What is needed:
Scan the lines below for the word "Alumni". Copy each line you find it in.

Exercise material:
[BEGIN]

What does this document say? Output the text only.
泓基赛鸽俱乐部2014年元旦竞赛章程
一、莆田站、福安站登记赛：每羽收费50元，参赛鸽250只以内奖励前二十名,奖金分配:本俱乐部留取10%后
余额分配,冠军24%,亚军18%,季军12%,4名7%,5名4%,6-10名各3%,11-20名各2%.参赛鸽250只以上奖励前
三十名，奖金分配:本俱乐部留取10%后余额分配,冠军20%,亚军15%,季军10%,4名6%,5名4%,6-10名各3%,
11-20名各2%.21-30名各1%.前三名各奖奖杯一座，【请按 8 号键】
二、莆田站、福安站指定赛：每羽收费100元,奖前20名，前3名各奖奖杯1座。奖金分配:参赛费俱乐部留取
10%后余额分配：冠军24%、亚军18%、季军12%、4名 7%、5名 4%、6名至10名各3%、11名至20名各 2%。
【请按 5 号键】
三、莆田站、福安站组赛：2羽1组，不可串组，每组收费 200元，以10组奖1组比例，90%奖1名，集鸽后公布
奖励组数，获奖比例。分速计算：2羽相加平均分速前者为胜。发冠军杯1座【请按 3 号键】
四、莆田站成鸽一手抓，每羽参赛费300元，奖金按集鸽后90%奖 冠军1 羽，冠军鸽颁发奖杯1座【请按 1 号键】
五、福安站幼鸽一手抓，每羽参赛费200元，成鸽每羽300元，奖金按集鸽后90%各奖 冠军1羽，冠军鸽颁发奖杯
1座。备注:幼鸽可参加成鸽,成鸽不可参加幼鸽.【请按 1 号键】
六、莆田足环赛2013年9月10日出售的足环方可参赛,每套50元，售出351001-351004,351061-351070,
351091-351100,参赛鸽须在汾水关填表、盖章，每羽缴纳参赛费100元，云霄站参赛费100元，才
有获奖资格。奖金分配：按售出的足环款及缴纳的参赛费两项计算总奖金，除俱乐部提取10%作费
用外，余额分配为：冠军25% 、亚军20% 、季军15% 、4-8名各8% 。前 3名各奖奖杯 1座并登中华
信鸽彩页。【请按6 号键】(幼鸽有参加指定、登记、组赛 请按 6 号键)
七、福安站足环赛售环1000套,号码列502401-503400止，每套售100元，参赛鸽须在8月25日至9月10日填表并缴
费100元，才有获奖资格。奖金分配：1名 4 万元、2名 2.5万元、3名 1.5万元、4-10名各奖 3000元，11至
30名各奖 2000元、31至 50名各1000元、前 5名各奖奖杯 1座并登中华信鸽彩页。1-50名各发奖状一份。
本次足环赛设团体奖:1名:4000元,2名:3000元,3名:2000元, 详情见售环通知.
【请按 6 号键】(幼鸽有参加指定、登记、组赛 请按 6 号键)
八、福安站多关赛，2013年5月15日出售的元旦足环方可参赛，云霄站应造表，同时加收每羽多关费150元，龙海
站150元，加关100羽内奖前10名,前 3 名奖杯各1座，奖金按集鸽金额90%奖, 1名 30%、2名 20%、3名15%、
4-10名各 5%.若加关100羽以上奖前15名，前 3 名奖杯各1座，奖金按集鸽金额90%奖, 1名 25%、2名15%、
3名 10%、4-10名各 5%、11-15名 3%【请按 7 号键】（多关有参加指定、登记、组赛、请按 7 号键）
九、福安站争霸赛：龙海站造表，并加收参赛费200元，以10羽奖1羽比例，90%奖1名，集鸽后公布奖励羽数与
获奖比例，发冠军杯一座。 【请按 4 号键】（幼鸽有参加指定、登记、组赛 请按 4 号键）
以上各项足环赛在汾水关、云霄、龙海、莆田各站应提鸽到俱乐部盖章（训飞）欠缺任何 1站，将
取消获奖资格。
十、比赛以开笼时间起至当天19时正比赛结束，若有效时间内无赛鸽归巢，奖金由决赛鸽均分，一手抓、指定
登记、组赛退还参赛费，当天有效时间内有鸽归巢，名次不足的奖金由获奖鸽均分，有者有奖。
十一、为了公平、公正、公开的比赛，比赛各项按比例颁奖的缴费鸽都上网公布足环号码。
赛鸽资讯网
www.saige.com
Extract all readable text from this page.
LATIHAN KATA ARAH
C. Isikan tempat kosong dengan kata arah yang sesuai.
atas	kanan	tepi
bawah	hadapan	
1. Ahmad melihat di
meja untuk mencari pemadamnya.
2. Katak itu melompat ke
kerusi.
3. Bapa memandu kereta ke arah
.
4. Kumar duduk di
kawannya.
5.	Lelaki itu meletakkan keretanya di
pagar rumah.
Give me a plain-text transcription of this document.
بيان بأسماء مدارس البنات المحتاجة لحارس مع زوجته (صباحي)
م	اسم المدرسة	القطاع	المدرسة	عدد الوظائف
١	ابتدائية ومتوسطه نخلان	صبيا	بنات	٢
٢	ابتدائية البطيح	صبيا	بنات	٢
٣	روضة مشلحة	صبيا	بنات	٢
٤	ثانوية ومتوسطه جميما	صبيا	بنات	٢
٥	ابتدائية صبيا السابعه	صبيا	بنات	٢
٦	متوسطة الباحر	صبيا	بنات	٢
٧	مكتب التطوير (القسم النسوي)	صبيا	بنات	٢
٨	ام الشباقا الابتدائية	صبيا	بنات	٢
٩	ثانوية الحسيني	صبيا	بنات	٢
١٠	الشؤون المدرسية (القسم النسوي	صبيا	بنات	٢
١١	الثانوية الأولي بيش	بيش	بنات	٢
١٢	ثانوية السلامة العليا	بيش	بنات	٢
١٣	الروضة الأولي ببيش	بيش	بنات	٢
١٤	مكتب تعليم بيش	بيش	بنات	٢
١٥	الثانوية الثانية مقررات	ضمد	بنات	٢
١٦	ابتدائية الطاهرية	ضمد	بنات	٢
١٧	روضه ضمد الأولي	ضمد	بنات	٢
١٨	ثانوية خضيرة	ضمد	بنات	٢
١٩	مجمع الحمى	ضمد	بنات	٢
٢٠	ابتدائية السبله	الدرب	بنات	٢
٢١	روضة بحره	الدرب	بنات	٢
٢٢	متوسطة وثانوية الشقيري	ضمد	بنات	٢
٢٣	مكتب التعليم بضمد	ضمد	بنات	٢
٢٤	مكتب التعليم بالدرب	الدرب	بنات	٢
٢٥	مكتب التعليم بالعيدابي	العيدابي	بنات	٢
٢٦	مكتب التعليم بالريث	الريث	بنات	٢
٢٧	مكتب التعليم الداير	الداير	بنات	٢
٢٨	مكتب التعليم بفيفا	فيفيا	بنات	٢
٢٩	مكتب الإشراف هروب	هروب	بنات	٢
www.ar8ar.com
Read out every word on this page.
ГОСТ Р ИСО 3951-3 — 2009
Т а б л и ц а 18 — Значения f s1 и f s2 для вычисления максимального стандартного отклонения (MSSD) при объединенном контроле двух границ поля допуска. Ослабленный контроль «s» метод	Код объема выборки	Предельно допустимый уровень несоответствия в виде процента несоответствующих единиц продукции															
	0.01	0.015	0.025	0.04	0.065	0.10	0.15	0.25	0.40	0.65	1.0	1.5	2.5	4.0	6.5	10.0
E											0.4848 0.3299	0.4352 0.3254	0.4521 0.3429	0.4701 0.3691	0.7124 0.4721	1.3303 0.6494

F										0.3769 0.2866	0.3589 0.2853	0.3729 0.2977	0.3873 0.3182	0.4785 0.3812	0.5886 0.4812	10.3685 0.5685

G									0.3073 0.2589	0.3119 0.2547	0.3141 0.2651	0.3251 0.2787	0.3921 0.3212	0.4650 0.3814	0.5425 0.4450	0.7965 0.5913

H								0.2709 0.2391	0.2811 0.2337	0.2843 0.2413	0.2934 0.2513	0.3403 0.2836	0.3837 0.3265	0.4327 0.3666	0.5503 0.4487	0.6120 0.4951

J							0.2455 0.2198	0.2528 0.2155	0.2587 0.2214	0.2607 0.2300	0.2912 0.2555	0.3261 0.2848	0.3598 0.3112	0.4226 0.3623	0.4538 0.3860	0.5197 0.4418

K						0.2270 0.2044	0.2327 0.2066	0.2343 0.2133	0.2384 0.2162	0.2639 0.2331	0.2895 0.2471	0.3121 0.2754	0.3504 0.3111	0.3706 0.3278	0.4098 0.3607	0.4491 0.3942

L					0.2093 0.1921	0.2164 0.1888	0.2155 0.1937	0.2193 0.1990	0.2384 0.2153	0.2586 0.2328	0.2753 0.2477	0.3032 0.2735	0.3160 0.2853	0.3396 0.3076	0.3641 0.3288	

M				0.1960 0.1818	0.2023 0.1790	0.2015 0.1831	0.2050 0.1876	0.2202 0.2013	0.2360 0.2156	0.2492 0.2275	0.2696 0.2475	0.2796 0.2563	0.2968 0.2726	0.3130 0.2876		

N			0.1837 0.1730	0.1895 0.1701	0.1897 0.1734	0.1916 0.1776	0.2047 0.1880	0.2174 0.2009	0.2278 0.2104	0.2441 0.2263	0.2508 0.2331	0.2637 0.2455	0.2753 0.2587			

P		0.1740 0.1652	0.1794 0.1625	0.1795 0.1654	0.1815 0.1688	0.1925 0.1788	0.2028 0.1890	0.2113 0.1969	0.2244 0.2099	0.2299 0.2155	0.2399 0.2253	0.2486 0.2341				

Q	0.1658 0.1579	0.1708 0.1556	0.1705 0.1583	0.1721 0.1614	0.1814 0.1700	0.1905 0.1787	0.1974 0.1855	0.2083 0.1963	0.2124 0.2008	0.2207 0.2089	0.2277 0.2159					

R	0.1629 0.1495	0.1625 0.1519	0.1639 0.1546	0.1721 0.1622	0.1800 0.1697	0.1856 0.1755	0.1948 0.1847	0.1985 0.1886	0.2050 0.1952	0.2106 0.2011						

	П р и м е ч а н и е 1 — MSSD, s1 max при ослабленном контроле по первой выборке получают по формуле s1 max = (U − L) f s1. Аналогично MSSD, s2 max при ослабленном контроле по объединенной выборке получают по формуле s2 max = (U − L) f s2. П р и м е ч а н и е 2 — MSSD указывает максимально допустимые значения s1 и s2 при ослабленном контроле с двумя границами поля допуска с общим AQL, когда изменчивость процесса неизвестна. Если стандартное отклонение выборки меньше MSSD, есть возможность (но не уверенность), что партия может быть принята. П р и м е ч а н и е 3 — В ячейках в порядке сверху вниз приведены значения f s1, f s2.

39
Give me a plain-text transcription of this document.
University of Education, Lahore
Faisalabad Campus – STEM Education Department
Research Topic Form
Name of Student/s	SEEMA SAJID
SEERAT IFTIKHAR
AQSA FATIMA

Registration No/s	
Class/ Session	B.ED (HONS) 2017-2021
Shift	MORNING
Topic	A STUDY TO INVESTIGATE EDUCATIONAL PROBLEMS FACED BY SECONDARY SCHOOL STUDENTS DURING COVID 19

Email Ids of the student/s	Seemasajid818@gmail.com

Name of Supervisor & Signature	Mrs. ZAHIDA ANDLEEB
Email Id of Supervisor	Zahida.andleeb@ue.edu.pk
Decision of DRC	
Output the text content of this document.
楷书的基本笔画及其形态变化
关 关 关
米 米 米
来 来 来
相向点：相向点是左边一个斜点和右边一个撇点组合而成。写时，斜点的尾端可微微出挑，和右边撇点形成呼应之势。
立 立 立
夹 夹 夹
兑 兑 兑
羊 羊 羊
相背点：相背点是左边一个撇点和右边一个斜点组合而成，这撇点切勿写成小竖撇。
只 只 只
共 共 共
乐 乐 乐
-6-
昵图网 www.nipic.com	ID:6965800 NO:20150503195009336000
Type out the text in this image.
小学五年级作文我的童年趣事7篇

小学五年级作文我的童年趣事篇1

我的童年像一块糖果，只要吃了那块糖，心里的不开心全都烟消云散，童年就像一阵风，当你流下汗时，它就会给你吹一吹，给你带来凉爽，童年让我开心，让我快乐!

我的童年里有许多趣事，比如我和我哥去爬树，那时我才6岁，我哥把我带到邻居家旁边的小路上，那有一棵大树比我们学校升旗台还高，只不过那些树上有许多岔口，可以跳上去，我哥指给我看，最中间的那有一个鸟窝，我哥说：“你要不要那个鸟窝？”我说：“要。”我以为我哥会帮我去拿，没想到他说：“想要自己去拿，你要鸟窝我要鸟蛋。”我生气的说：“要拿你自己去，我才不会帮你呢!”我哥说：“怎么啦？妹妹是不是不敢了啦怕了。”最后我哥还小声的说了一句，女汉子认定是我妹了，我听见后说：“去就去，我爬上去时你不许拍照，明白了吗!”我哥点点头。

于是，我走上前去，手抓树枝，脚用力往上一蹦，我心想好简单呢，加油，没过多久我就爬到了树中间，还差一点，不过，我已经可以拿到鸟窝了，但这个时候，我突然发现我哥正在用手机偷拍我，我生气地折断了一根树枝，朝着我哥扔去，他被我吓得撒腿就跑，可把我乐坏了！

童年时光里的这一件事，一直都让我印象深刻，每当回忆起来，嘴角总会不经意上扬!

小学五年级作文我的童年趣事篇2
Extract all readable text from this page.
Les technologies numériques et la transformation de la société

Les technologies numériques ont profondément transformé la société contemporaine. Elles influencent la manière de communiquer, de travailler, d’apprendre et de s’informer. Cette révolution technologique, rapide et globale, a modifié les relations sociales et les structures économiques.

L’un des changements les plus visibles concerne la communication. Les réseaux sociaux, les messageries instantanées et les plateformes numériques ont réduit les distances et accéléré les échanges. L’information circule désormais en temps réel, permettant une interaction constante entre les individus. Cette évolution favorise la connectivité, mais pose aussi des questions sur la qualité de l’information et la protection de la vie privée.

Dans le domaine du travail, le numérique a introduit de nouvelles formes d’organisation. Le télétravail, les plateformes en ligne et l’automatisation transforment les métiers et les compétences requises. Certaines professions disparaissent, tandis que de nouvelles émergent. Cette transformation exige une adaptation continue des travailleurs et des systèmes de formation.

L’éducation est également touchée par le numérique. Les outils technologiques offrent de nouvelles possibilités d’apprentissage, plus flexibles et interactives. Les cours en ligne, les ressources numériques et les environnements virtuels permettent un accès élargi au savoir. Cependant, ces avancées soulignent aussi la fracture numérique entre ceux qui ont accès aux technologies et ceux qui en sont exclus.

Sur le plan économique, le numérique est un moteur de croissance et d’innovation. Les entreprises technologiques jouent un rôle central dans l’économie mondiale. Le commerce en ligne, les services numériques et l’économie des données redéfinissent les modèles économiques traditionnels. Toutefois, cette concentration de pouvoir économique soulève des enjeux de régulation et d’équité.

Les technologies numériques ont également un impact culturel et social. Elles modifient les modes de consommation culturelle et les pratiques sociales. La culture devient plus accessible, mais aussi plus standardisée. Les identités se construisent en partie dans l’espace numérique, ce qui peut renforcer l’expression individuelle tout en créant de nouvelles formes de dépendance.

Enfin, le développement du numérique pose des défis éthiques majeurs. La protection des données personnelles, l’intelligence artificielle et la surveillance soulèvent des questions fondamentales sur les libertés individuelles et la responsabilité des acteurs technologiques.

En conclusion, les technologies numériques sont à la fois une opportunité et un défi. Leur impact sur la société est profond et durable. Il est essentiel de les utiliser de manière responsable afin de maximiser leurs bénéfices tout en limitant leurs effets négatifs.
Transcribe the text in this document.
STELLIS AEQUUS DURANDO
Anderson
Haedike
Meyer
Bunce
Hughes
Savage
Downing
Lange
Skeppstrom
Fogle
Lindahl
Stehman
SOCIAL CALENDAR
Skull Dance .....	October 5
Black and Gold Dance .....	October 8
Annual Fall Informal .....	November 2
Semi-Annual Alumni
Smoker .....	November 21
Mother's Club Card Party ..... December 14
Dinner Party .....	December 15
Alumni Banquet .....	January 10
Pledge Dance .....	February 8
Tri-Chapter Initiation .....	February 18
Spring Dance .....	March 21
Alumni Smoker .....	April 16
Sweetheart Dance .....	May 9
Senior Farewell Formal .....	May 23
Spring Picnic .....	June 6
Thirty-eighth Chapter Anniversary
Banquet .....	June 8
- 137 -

[END]

Result for this exercise:
Semi-Annual Alumni
Alumni Banquet .....	January 10
Alumni Smoker .....	April 16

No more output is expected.